Search the entries below. Return every line that has "queries" in it.

Start of Information shown

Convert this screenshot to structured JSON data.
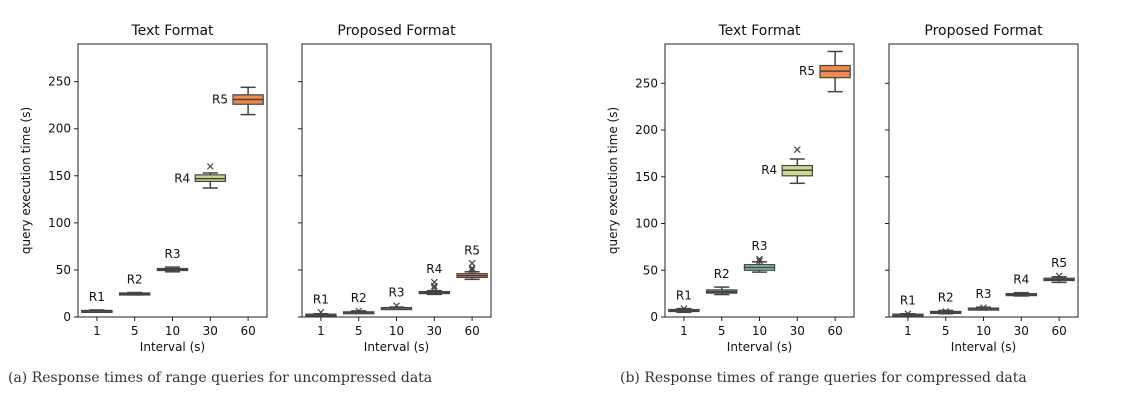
{
  "captions": [
    "(a) Response times of range queries for uncompressed data",
    "(b) Response times of range queries for compressed data"
  ],
  "chart_data": [
    {
      "type": "box",
      "title": "Text Format",
      "xlabel": "Interval (s)",
      "ylabel": "query execution time (s)",
      "categories": [
        "1",
        "5",
        "10",
        "30",
        "60"
      ],
      "ylim": [
        0,
        290
      ],
      "yticks": [
        0,
        50,
        100,
        150,
        200,
        250
      ],
      "boxes": [
        {
          "label": "R1",
          "min": 5.5,
          "q1": 6,
          "median": 6.5,
          "q3": 7,
          "max": 7.5,
          "outliers": [],
          "color": "#4e6e8a"
        },
        {
          "label": "R2",
          "min": 23.5,
          "q1": 24,
          "median": 24.5,
          "q3": 25.5,
          "max": 26,
          "outliers": [],
          "color": "#6aa6b0"
        },
        {
          "label": "R3",
          "min": 48,
          "q1": 49.5,
          "median": 50.5,
          "q3": 51.5,
          "max": 53,
          "outliers": [],
          "color": "#8ac4b8"
        },
        {
          "label": "R4",
          "min": 137,
          "q1": 144,
          "median": 147,
          "q3": 151,
          "max": 153,
          "outliers": [
            160
          ],
          "color": "#cad98e"
        },
        {
          "label": "R5",
          "min": 215,
          "q1": 226,
          "median": 231,
          "q3": 236,
          "max": 244,
          "outliers": [],
          "color": "#f08a4b"
        }
      ]
    },
    {
      "type": "box",
      "title": "Proposed Format",
      "xlabel": "Interval (s)",
      "ylabel": "",
      "categories": [
        "1",
        "5",
        "10",
        "30",
        "60"
      ],
      "ylim": [
        0,
        290
      ],
      "yticks": [
        0,
        50,
        100,
        150,
        200,
        250
      ],
      "boxes": [
        {
          "label": "R1",
          "min": 1.5,
          "q1": 2,
          "median": 2.5,
          "q3": 3,
          "max": 3.5,
          "outliers": [
            5
          ],
          "color": "#4e6e8a"
        },
        {
          "label": "R2",
          "min": 4,
          "q1": 4.5,
          "median": 5,
          "q3": 5.5,
          "max": 6.5,
          "outliers": [
            6.5
          ],
          "color": "#6aa6b0"
        },
        {
          "label": "R3",
          "min": 8.5,
          "q1": 9,
          "median": 9.5,
          "q3": 10,
          "max": 10.5,
          "outliers": [
            12
          ],
          "color": "#8ac4b8"
        },
        {
          "label": "R4",
          "min": 24,
          "q1": 25,
          "median": 26,
          "q3": 27,
          "max": 28,
          "outliers": [
            31,
            33,
            37
          ],
          "color": "#cad98e"
        },
        {
          "label": "R5",
          "min": 40,
          "q1": 42,
          "median": 44,
          "q3": 46,
          "max": 48,
          "outliers": [
            50,
            52,
            57
          ],
          "color": "#f08a4b"
        }
      ]
    },
    {
      "type": "box",
      "title": "Text Format",
      "xlabel": "Interval (s)",
      "ylabel": "query execution time (s)",
      "categories": [
        "1",
        "5",
        "10",
        "30",
        "60"
      ],
      "ylim": [
        0,
        292
      ],
      "yticks": [
        0,
        50,
        100,
        150,
        200,
        250
      ],
      "boxes": [
        {
          "label": "R1",
          "min": 5,
          "q1": 6,
          "median": 7,
          "q3": 8,
          "max": 9,
          "outliers": [
            9
          ],
          "color": "#4e6e8a"
        },
        {
          "label": "R2",
          "min": 24,
          "q1": 25.5,
          "median": 27,
          "q3": 29,
          "max": 32,
          "outliers": [],
          "color": "#6aa6b0"
        },
        {
          "label": "R3",
          "min": 48,
          "q1": 50,
          "median": 53,
          "q3": 56,
          "max": 59,
          "outliers": [
            62,
            60
          ],
          "color": "#8ac4b8"
        },
        {
          "label": "R4",
          "min": 143,
          "q1": 151,
          "median": 157,
          "q3": 162,
          "max": 169,
          "outliers": [
            179
          ],
          "color": "#cad98e"
        },
        {
          "label": "R5",
          "min": 241,
          "q1": 256,
          "median": 263,
          "q3": 269,
          "max": 284,
          "outliers": [],
          "color": "#f08a4b"
        }
      ]
    },
    {
      "type": "box",
      "title": "Proposed Format",
      "xlabel": "Interval (s)",
      "ylabel": "",
      "categories": [
        "1",
        "5",
        "10",
        "30",
        "60"
      ],
      "ylim": [
        0,
        292
      ],
      "yticks": [
        0,
        50,
        100,
        150,
        200,
        250
      ],
      "boxes": [
        {
          "label": "R1",
          "min": 1.5,
          "q1": 2,
          "median": 2.5,
          "q3": 3,
          "max": 3.5,
          "outliers": [
            3.5
          ],
          "color": "#4e6e8a"
        },
        {
          "label": "R2",
          "min": 3.5,
          "q1": 4.5,
          "median": 5,
          "q3": 6,
          "max": 7,
          "outliers": [
            6
          ],
          "color": "#6aa6b0"
        },
        {
          "label": "R3",
          "min": 8,
          "q1": 8.5,
          "median": 9,
          "q3": 9.5,
          "max": 10.5,
          "outliers": [
            10
          ],
          "color": "#8ac4b8"
        },
        {
          "label": "R4",
          "min": 22.5,
          "q1": 23.5,
          "median": 24,
          "q3": 25,
          "max": 26,
          "outliers": [],
          "color": "#cad98e"
        },
        {
          "label": "R5",
          "min": 37,
          "q1": 39,
          "median": 40,
          "q3": 41.5,
          "max": 43,
          "outliers": [
            44
          ],
          "color": "#f08a4b"
        }
      ]
    }
  ]
}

End of Information shown

### Exercise answer
    "(a) Response times of range queries for uncompressed data",
    "(b) Response times of range queries for compressed data"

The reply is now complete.